** What is asked **
Repeat every entry word for word, skipping the pictures.

** Input material **
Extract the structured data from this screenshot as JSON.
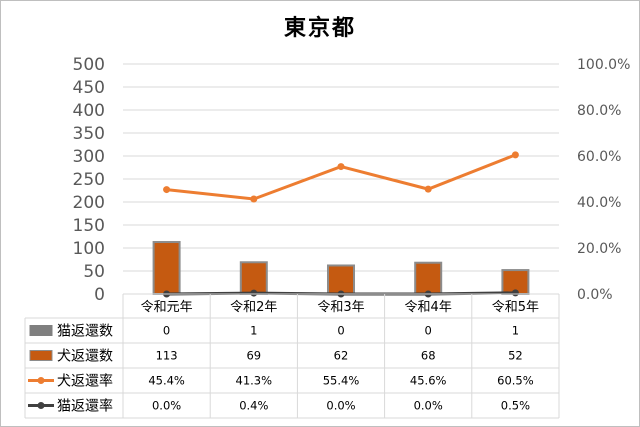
{
  "chart_data": {
    "type": "bar",
    "title": "東京都",
    "categories": [
      "令和元年",
      "令和2年",
      "令和3年",
      "令和4年",
      "令和5年"
    ],
    "left_axis": {
      "range": [
        0,
        500
      ],
      "ticks": [
        "0",
        "50",
        "100",
        "150",
        "200",
        "250",
        "300",
        "350",
        "400",
        "450",
        "500"
      ]
    },
    "right_axis": {
      "range": [
        0,
        100
      ],
      "ticks": [
        "0.0%",
        "20.0%",
        "40.0%",
        "60.0%",
        "80.0%",
        "100.0%"
      ]
    },
    "grid": true,
    "legend_placement": "data-table",
    "series": [
      {
        "name": "猫返還数",
        "kind": "bar",
        "axis": "left",
        "color": "#7f7f7f",
        "values": [
          0,
          1,
          0,
          0,
          1
        ],
        "labels": [
          "0",
          "1",
          "0",
          "0",
          "1"
        ]
      },
      {
        "name": "犬返還数",
        "kind": "bar",
        "axis": "left",
        "color": "#c55a11",
        "edge_color": "#8c8c8c",
        "values": [
          113,
          69,
          62,
          68,
          52
        ],
        "labels": [
          "113",
          "69",
          "62",
          "68",
          "52"
        ]
      },
      {
        "name": "犬返還率",
        "kind": "line",
        "axis": "right",
        "color": "#ed7d31",
        "values": [
          45.4,
          41.3,
          55.4,
          45.6,
          60.5
        ],
        "labels": [
          "45.4%",
          "41.3%",
          "55.4%",
          "45.6%",
          "60.5%"
        ]
      },
      {
        "name": "猫返還率",
        "kind": "line",
        "axis": "right",
        "color": "#404040",
        "values": [
          0.0,
          0.4,
          0.0,
          0.0,
          0.5
        ],
        "labels": [
          "0.0%",
          "0.4%",
          "0.0%",
          "0.0%",
          "0.5%"
        ]
      }
    ]
  }
}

** Solution to the problem **
Extract the structured data from this screenshot as JSON.
{
  "chart_data": {
    "type": "bar",
    "title": "東京都",
    "categories": [
      "令和元年",
      "令和2年",
      "令和3年",
      "令和4年",
      "令和5年"
    ],
    "left_axis": {
      "range": [
        0,
        500
      ],
      "ticks": [
        "0",
        "50",
        "100",
        "150",
        "200",
        "250",
        "300",
        "350",
        "400",
        "450",
        "500"
      ]
    },
    "right_axis": {
      "range": [
        0,
        100
      ],
      "ticks": [
        "0.0%",
        "20.0%",
        "40.0%",
        "60.0%",
        "80.0%",
        "100.0%"
      ]
    },
    "grid": true,
    "legend_placement": "data-table",
    "series": [
      {
        "name": "猫返還数",
        "kind": "bar",
        "axis": "left",
        "color": "#7f7f7f",
        "values": [
          0,
          1,
          0,
          0,
          1
        ],
        "labels": [
          "0",
          "1",
          "0",
          "0",
          "1"
        ]
      },
      {
        "name": "犬返還数",
        "kind": "bar",
        "axis": "left",
        "color": "#c55a11",
        "edge_color": "#8c8c8c",
        "values": [
          113,
          69,
          62,
          68,
          52
        ],
        "labels": [
          "113",
          "69",
          "62",
          "68",
          "52"
        ]
      },
      {
        "name": "犬返還率",
        "kind": "line",
        "axis": "right",
        "color": "#ed7d31",
        "values": [
          45.4,
          41.3,
          55.4,
          45.6,
          60.5
        ],
        "labels": [
          "45.4%",
          "41.3%",
          "55.4%",
          "45.6%",
          "60.5%"
        ]
      },
      {
        "name": "猫返還率",
        "kind": "line",
        "axis": "right",
        "color": "#404040",
        "values": [
          0.0,
          0.4,
          0.0,
          0.0,
          0.5
        ],
        "labels": [
          "0.0%",
          "0.4%",
          "0.0%",
          "0.0%",
          "0.5%"
        ]
      }
    ]
  }
}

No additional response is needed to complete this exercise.